Lines that hold the string "отказа" are to be counted; give only their number.

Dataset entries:
━━━━━━━━━━━━━━━━━━━━━━━━━━━━━━

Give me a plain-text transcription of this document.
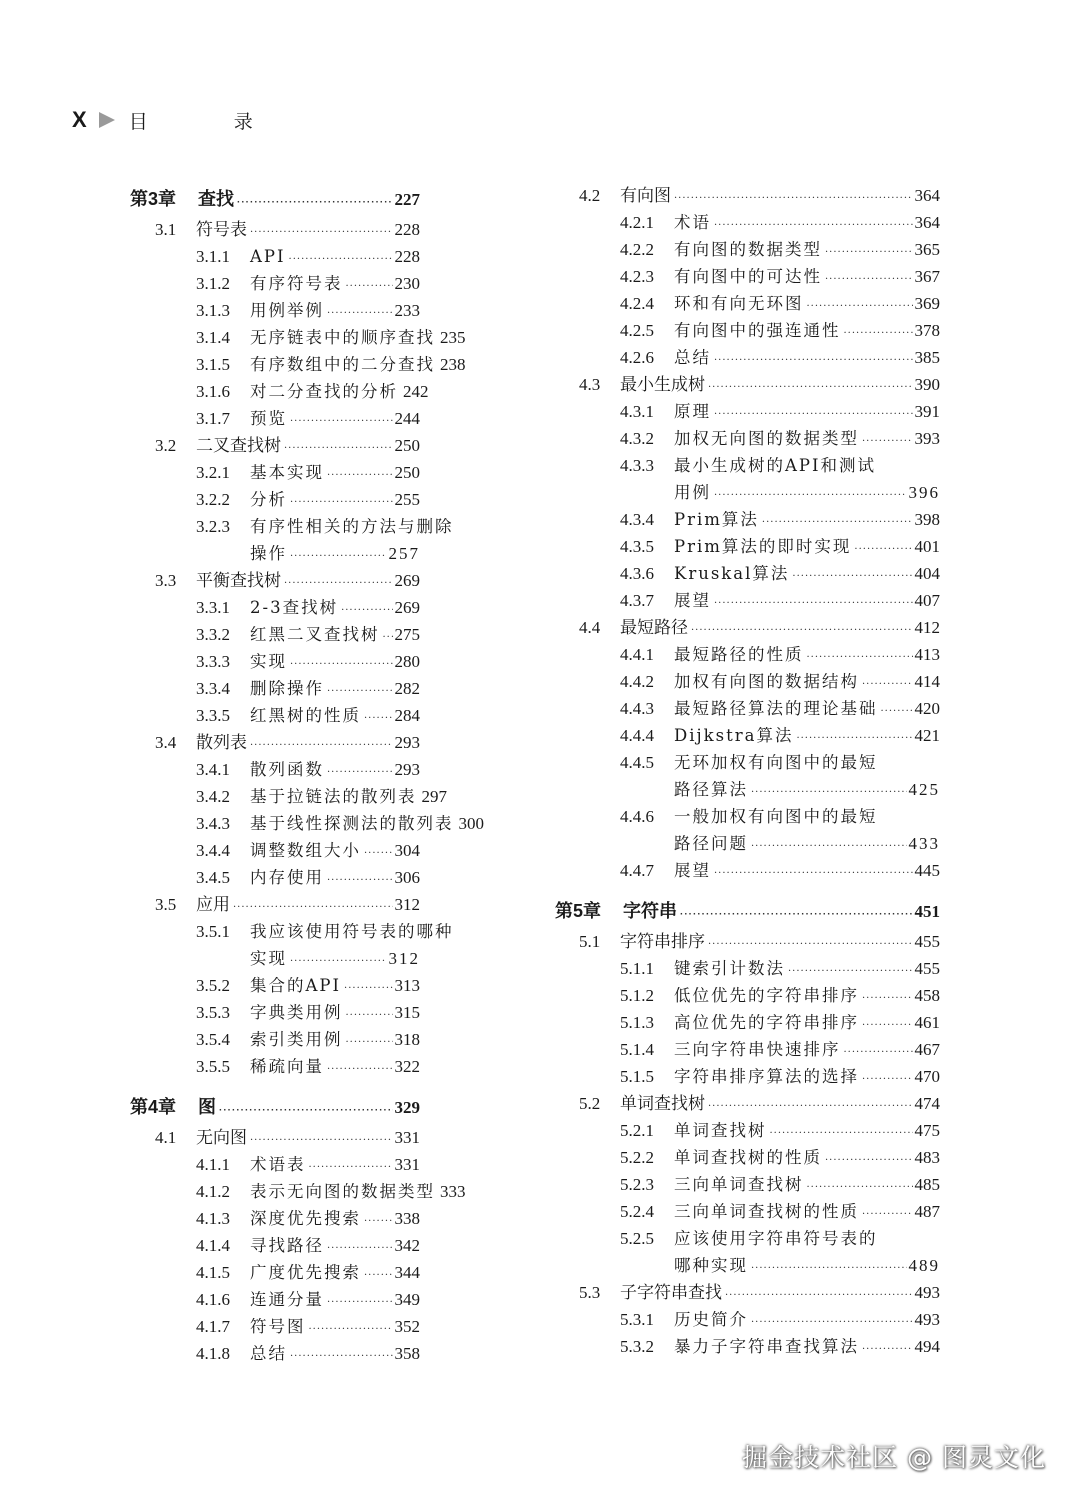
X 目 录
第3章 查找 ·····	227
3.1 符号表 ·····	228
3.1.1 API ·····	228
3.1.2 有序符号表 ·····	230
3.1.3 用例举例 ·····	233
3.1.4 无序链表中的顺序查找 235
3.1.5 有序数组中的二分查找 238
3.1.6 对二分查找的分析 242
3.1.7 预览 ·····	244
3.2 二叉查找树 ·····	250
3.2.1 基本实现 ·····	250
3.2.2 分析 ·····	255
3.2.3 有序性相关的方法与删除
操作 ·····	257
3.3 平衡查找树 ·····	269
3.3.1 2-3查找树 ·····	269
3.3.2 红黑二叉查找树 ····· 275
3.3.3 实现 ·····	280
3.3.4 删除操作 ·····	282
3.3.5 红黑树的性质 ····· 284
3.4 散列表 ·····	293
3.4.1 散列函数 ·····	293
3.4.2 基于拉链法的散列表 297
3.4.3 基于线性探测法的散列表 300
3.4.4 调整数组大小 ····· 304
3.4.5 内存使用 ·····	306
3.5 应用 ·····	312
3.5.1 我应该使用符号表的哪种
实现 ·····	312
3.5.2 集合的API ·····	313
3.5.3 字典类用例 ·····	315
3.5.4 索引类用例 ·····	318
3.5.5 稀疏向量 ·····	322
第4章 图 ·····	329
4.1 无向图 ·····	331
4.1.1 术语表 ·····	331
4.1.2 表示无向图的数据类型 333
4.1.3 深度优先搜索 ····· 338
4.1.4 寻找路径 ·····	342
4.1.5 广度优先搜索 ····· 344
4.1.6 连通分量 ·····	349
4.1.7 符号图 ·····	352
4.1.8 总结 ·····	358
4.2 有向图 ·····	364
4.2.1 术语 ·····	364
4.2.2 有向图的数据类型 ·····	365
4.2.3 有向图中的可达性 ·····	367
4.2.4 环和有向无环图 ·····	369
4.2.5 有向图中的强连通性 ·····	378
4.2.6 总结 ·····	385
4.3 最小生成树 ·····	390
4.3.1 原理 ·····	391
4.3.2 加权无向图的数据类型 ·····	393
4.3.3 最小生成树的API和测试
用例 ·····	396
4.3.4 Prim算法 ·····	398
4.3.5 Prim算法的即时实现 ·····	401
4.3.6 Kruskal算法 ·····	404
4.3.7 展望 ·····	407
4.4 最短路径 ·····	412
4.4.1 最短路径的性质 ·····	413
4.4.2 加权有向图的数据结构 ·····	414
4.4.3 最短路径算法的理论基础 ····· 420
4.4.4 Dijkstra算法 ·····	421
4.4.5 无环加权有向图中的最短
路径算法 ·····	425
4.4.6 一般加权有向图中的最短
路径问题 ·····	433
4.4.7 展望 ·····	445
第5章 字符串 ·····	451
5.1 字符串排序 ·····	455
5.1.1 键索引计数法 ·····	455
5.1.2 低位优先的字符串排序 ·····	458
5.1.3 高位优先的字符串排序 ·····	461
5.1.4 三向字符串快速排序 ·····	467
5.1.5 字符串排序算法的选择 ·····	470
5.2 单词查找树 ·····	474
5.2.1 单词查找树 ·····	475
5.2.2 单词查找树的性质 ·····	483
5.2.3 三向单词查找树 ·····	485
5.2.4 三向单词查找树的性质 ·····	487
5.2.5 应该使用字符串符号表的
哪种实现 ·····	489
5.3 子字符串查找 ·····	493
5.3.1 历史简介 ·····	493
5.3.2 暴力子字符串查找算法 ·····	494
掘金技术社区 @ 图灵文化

━━━━━━━━━━━━━━━━━━━━━━━━━━━━━━

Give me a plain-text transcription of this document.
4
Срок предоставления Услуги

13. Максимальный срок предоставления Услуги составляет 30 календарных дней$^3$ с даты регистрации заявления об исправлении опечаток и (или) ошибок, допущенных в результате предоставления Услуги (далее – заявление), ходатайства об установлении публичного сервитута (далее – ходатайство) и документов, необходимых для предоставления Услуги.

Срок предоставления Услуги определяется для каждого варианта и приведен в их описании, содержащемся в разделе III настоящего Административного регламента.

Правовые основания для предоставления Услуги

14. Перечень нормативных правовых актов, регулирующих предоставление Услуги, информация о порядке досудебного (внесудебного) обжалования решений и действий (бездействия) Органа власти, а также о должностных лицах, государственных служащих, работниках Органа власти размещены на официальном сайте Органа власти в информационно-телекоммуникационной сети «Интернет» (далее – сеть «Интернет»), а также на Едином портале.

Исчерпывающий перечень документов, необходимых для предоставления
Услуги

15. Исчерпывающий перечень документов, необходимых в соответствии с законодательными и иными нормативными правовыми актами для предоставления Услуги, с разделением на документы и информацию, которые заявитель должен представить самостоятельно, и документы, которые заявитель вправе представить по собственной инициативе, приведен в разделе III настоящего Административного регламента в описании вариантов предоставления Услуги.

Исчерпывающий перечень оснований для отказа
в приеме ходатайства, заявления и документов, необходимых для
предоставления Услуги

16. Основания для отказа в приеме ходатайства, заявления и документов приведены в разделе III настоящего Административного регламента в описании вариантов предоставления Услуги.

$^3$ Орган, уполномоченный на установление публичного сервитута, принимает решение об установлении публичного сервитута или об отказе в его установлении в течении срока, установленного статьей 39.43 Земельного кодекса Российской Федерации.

━━━━━━━━━━━━━━━━━━━━━━━━━━━━━━

Output for this task: 2